> _What is expected_
Go through the listing and pick out each line with the word "heatmap" in it.

[Figure dataset records]
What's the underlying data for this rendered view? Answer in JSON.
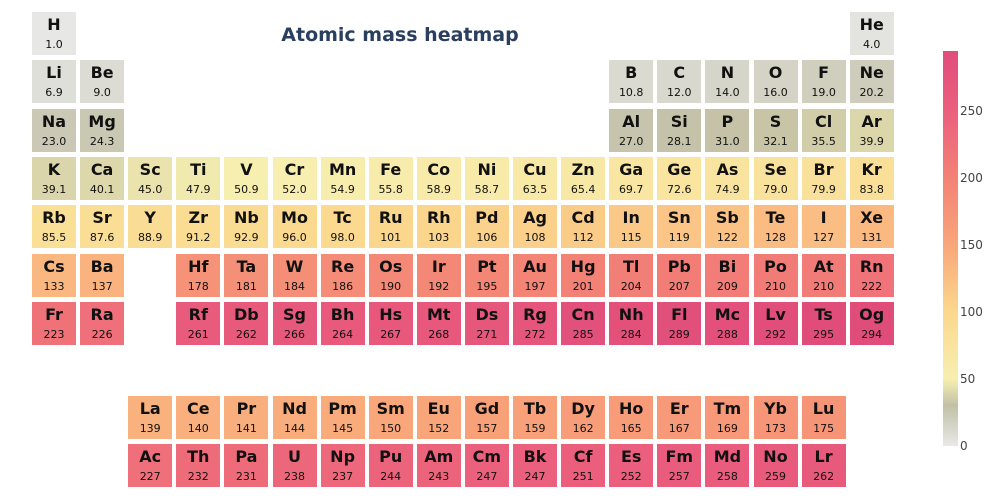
{
  "chart_data": {
    "type": "heatmap",
    "title": "Atomic mass heatmap",
    "colorscale": {
      "min": 0,
      "max": 295,
      "stops": [
        [
          0,
          "#e8e8e8"
        ],
        [
          30,
          "#c2c0a6"
        ],
        [
          50,
          "#f7efb0"
        ],
        [
          100,
          "#fbd88d"
        ],
        [
          150,
          "#f9a67a"
        ],
        [
          200,
          "#f38276"
        ],
        [
          250,
          "#eb5f7d"
        ],
        [
          295,
          "#e04d7b"
        ]
      ],
      "ticks": [
        "0",
        "50",
        "100",
        "150",
        "200",
        "250"
      ]
    },
    "elements": [
      {
        "symbol": "H",
        "mass": "1.0",
        "value": 1.0,
        "row": 1,
        "col": 1
      },
      {
        "symbol": "He",
        "mass": "4.0",
        "value": 4.0,
        "row": 1,
        "col": 18
      },
      {
        "symbol": "Li",
        "mass": "6.9",
        "value": 6.9,
        "row": 2,
        "col": 1
      },
      {
        "symbol": "Be",
        "mass": "9.0",
        "value": 9.0,
        "row": 2,
        "col": 2
      },
      {
        "symbol": "B",
        "mass": "10.8",
        "value": 10.8,
        "row": 2,
        "col": 13
      },
      {
        "symbol": "C",
        "mass": "12.0",
        "value": 12.0,
        "row": 2,
        "col": 14
      },
      {
        "symbol": "N",
        "mass": "14.0",
        "value": 14.0,
        "row": 2,
        "col": 15
      },
      {
        "symbol": "O",
        "mass": "16.0",
        "value": 16.0,
        "row": 2,
        "col": 16
      },
      {
        "symbol": "F",
        "mass": "19.0",
        "value": 19.0,
        "row": 2,
        "col": 17
      },
      {
        "symbol": "Ne",
        "mass": "20.2",
        "value": 20.2,
        "row": 2,
        "col": 18
      },
      {
        "symbol": "Na",
        "mass": "23.0",
        "value": 23.0,
        "row": 3,
        "col": 1
      },
      {
        "symbol": "Mg",
        "mass": "24.3",
        "value": 24.3,
        "row": 3,
        "col": 2
      },
      {
        "symbol": "Al",
        "mass": "27.0",
        "value": 27.0,
        "row": 3,
        "col": 13
      },
      {
        "symbol": "Si",
        "mass": "28.1",
        "value": 28.1,
        "row": 3,
        "col": 14
      },
      {
        "symbol": "P",
        "mass": "31.0",
        "value": 31.0,
        "row": 3,
        "col": 15
      },
      {
        "symbol": "S",
        "mass": "32.1",
        "value": 32.1,
        "row": 3,
        "col": 16
      },
      {
        "symbol": "Cl",
        "mass": "35.5",
        "value": 35.5,
        "row": 3,
        "col": 17
      },
      {
        "symbol": "Ar",
        "mass": "39.9",
        "value": 39.9,
        "row": 3,
        "col": 18
      },
      {
        "symbol": "K",
        "mass": "39.1",
        "value": 39.1,
        "row": 4,
        "col": 1
      },
      {
        "symbol": "Ca",
        "mass": "40.1",
        "value": 40.1,
        "row": 4,
        "col": 2
      },
      {
        "symbol": "Sc",
        "mass": "45.0",
        "value": 45.0,
        "row": 4,
        "col": 3
      },
      {
        "symbol": "Ti",
        "mass": "47.9",
        "value": 47.9,
        "row": 4,
        "col": 4
      },
      {
        "symbol": "V",
        "mass": "50.9",
        "value": 50.9,
        "row": 4,
        "col": 5
      },
      {
        "symbol": "Cr",
        "mass": "52.0",
        "value": 52.0,
        "row": 4,
        "col": 6
      },
      {
        "symbol": "Mn",
        "mass": "54.9",
        "value": 54.9,
        "row": 4,
        "col": 7
      },
      {
        "symbol": "Fe",
        "mass": "55.8",
        "value": 55.8,
        "row": 4,
        "col": 8
      },
      {
        "symbol": "Co",
        "mass": "58.9",
        "value": 58.9,
        "row": 4,
        "col": 9
      },
      {
        "symbol": "Ni",
        "mass": "58.7",
        "value": 58.7,
        "row": 4,
        "col": 10
      },
      {
        "symbol": "Cu",
        "mass": "63.5",
        "value": 63.5,
        "row": 4,
        "col": 11
      },
      {
        "symbol": "Zn",
        "mass": "65.4",
        "value": 65.4,
        "row": 4,
        "col": 12
      },
      {
        "symbol": "Ga",
        "mass": "69.7",
        "value": 69.7,
        "row": 4,
        "col": 13
      },
      {
        "symbol": "Ge",
        "mass": "72.6",
        "value": 72.6,
        "row": 4,
        "col": 14
      },
      {
        "symbol": "As",
        "mass": "74.9",
        "value": 74.9,
        "row": 4,
        "col": 15
      },
      {
        "symbol": "Se",
        "mass": "79.0",
        "value": 79.0,
        "row": 4,
        "col": 16
      },
      {
        "symbol": "Br",
        "mass": "79.9",
        "value": 79.9,
        "row": 4,
        "col": 17
      },
      {
        "symbol": "Kr",
        "mass": "83.8",
        "value": 83.8,
        "row": 4,
        "col": 18
      },
      {
        "symbol": "Rb",
        "mass": "85.5",
        "value": 85.5,
        "row": 5,
        "col": 1
      },
      {
        "symbol": "Sr",
        "mass": "87.6",
        "value": 87.6,
        "row": 5,
        "col": 2
      },
      {
        "symbol": "Y",
        "mass": "88.9",
        "value": 88.9,
        "row": 5,
        "col": 3
      },
      {
        "symbol": "Zr",
        "mass": "91.2",
        "value": 91.2,
        "row": 5,
        "col": 4
      },
      {
        "symbol": "Nb",
        "mass": "92.9",
        "value": 92.9,
        "row": 5,
        "col": 5
      },
      {
        "symbol": "Mo",
        "mass": "96.0",
        "value": 96.0,
        "row": 5,
        "col": 6
      },
      {
        "symbol": "Tc",
        "mass": "98.0",
        "value": 98.0,
        "row": 5,
        "col": 7
      },
      {
        "symbol": "Ru",
        "mass": "101",
        "value": 101,
        "row": 5,
        "col": 8
      },
      {
        "symbol": "Rh",
        "mass": "103",
        "value": 103,
        "row": 5,
        "col": 9
      },
      {
        "symbol": "Pd",
        "mass": "106",
        "value": 106,
        "row": 5,
        "col": 10
      },
      {
        "symbol": "Ag",
        "mass": "108",
        "value": 108,
        "row": 5,
        "col": 11
      },
      {
        "symbol": "Cd",
        "mass": "112",
        "value": 112,
        "row": 5,
        "col": 12
      },
      {
        "symbol": "In",
        "mass": "115",
        "value": 115,
        "row": 5,
        "col": 13
      },
      {
        "symbol": "Sn",
        "mass": "119",
        "value": 119,
        "row": 5,
        "col": 14
      },
      {
        "symbol": "Sb",
        "mass": "122",
        "value": 122,
        "row": 5,
        "col": 15
      },
      {
        "symbol": "Te",
        "mass": "128",
        "value": 128,
        "row": 5,
        "col": 16
      },
      {
        "symbol": "I",
        "mass": "127",
        "value": 127,
        "row": 5,
        "col": 17
      },
      {
        "symbol": "Xe",
        "mass": "131",
        "value": 131,
        "row": 5,
        "col": 18
      },
      {
        "symbol": "Cs",
        "mass": "133",
        "value": 133,
        "row": 6,
        "col": 1
      },
      {
        "symbol": "Ba",
        "mass": "137",
        "value": 137,
        "row": 6,
        "col": 2
      },
      {
        "symbol": "Hf",
        "mass": "178",
        "value": 178,
        "row": 6,
        "col": 4
      },
      {
        "symbol": "Ta",
        "mass": "181",
        "value": 181,
        "row": 6,
        "col": 5
      },
      {
        "symbol": "W",
        "mass": "184",
        "value": 184,
        "row": 6,
        "col": 6
      },
      {
        "symbol": "Re",
        "mass": "186",
        "value": 186,
        "row": 6,
        "col": 7
      },
      {
        "symbol": "Os",
        "mass": "190",
        "value": 190,
        "row": 6,
        "col": 8
      },
      {
        "symbol": "Ir",
        "mass": "192",
        "value": 192,
        "row": 6,
        "col": 9
      },
      {
        "symbol": "Pt",
        "mass": "195",
        "value": 195,
        "row": 6,
        "col": 10
      },
      {
        "symbol": "Au",
        "mass": "197",
        "value": 197,
        "row": 6,
        "col": 11
      },
      {
        "symbol": "Hg",
        "mass": "201",
        "value": 201,
        "row": 6,
        "col": 12
      },
      {
        "symbol": "Tl",
        "mass": "204",
        "value": 204,
        "row": 6,
        "col": 13
      },
      {
        "symbol": "Pb",
        "mass": "207",
        "value": 207,
        "row": 6,
        "col": 14
      },
      {
        "symbol": "Bi",
        "mass": "209",
        "value": 209,
        "row": 6,
        "col": 15
      },
      {
        "symbol": "Po",
        "mass": "210",
        "value": 210,
        "row": 6,
        "col": 16
      },
      {
        "symbol": "At",
        "mass": "210",
        "value": 210,
        "row": 6,
        "col": 17
      },
      {
        "symbol": "Rn",
        "mass": "222",
        "value": 222,
        "row": 6,
        "col": 18
      },
      {
        "symbol": "Fr",
        "mass": "223",
        "value": 223,
        "row": 7,
        "col": 1
      },
      {
        "symbol": "Ra",
        "mass": "226",
        "value": 226,
        "row": 7,
        "col": 2
      },
      {
        "symbol": "Rf",
        "mass": "261",
        "value": 261,
        "row": 7,
        "col": 4
      },
      {
        "symbol": "Db",
        "mass": "262",
        "value": 262,
        "row": 7,
        "col": 5
      },
      {
        "symbol": "Sg",
        "mass": "266",
        "value": 266,
        "row": 7,
        "col": 6
      },
      {
        "symbol": "Bh",
        "mass": "264",
        "value": 264,
        "row": 7,
        "col": 7
      },
      {
        "symbol": "Hs",
        "mass": "267",
        "value": 267,
        "row": 7,
        "col": 8
      },
      {
        "symbol": "Mt",
        "mass": "268",
        "value": 268,
        "row": 7,
        "col": 9
      },
      {
        "symbol": "Ds",
        "mass": "271",
        "value": 271,
        "row": 7,
        "col": 10
      },
      {
        "symbol": "Rg",
        "mass": "272",
        "value": 272,
        "row": 7,
        "col": 11
      },
      {
        "symbol": "Cn",
        "mass": "285",
        "value": 285,
        "row": 7,
        "col": 12
      },
      {
        "symbol": "Nh",
        "mass": "284",
        "value": 284,
        "row": 7,
        "col": 13
      },
      {
        "symbol": "Fl",
        "mass": "289",
        "value": 289,
        "row": 7,
        "col": 14
      },
      {
        "symbol": "Mc",
        "mass": "288",
        "value": 288,
        "row": 7,
        "col": 15
      },
      {
        "symbol": "Lv",
        "mass": "292",
        "value": 292,
        "row": 7,
        "col": 16
      },
      {
        "symbol": "Ts",
        "mass": "295",
        "value": 295,
        "row": 7,
        "col": 17
      },
      {
        "symbol": "Og",
        "mass": "294",
        "value": 294,
        "row": 7,
        "col": 18
      },
      {
        "symbol": "La",
        "mass": "139",
        "value": 139,
        "row": 9,
        "col": 3
      },
      {
        "symbol": "Ce",
        "mass": "140",
        "value": 140,
        "row": 9,
        "col": 4
      },
      {
        "symbol": "Pr",
        "mass": "141",
        "value": 141,
        "row": 9,
        "col": 5
      },
      {
        "symbol": "Nd",
        "mass": "144",
        "value": 144,
        "row": 9,
        "col": 6
      },
      {
        "symbol": "Pm",
        "mass": "145",
        "value": 145,
        "row": 9,
        "col": 7
      },
      {
        "symbol": "Sm",
        "mass": "150",
        "value": 150,
        "row": 9,
        "col": 8
      },
      {
        "symbol": "Eu",
        "mass": "152",
        "value": 152,
        "row": 9,
        "col": 9
      },
      {
        "symbol": "Gd",
        "mass": "157",
        "value": 157,
        "row": 9,
        "col": 10
      },
      {
        "symbol": "Tb",
        "mass": "159",
        "value": 159,
        "row": 9,
        "col": 11
      },
      {
        "symbol": "Dy",
        "mass": "162",
        "value": 162,
        "row": 9,
        "col": 12
      },
      {
        "symbol": "Ho",
        "mass": "165",
        "value": 165,
        "row": 9,
        "col": 13
      },
      {
        "symbol": "Er",
        "mass": "167",
        "value": 167,
        "row": 9,
        "col": 14
      },
      {
        "symbol": "Tm",
        "mass": "169",
        "value": 169,
        "row": 9,
        "col": 15
      },
      {
        "symbol": "Yb",
        "mass": "173",
        "value": 173,
        "row": 9,
        "col": 16
      },
      {
        "symbol": "Lu",
        "mass": "175",
        "value": 175,
        "row": 9,
        "col": 17
      },
      {
        "symbol": "Ac",
        "mass": "227",
        "value": 227,
        "row": 10,
        "col": 3
      },
      {
        "symbol": "Th",
        "mass": "232",
        "value": 232,
        "row": 10,
        "col": 4
      },
      {
        "symbol": "Pa",
        "mass": "231",
        "value": 231,
        "row": 10,
        "col": 5
      },
      {
        "symbol": "U",
        "mass": "238",
        "value": 238,
        "row": 10,
        "col": 6
      },
      {
        "symbol": "Np",
        "mass": "237",
        "value": 237,
        "row": 10,
        "col": 7
      },
      {
        "symbol": "Pu",
        "mass": "244",
        "value": 244,
        "row": 10,
        "col": 8
      },
      {
        "symbol": "Am",
        "mass": "243",
        "value": 243,
        "row": 10,
        "col": 9
      },
      {
        "symbol": "Cm",
        "mass": "247",
        "value": 247,
        "row": 10,
        "col": 10
      },
      {
        "symbol": "Bk",
        "mass": "247",
        "value": 247,
        "row": 10,
        "col": 11
      },
      {
        "symbol": "Cf",
        "mass": "251",
        "value": 251,
        "row": 10,
        "col": 12
      },
      {
        "symbol": "Es",
        "mass": "252",
        "value": 252,
        "row": 10,
        "col": 13
      },
      {
        "symbol": "Fm",
        "mass": "257",
        "value": 257,
        "row": 10,
        "col": 14
      },
      {
        "symbol": "Md",
        "mass": "258",
        "value": 258,
        "row": 10,
        "col": 15
      },
      {
        "symbol": "No",
        "mass": "259",
        "value": 259,
        "row": 10,
        "col": 16
      },
      {
        "symbol": "Lr",
        "mass": "262",
        "value": 262,
        "row": 10,
        "col": 17
      }
    ]
  }
}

> _Reply_
    "type": "heatmap",
    "title": "Atomic mass heatmap",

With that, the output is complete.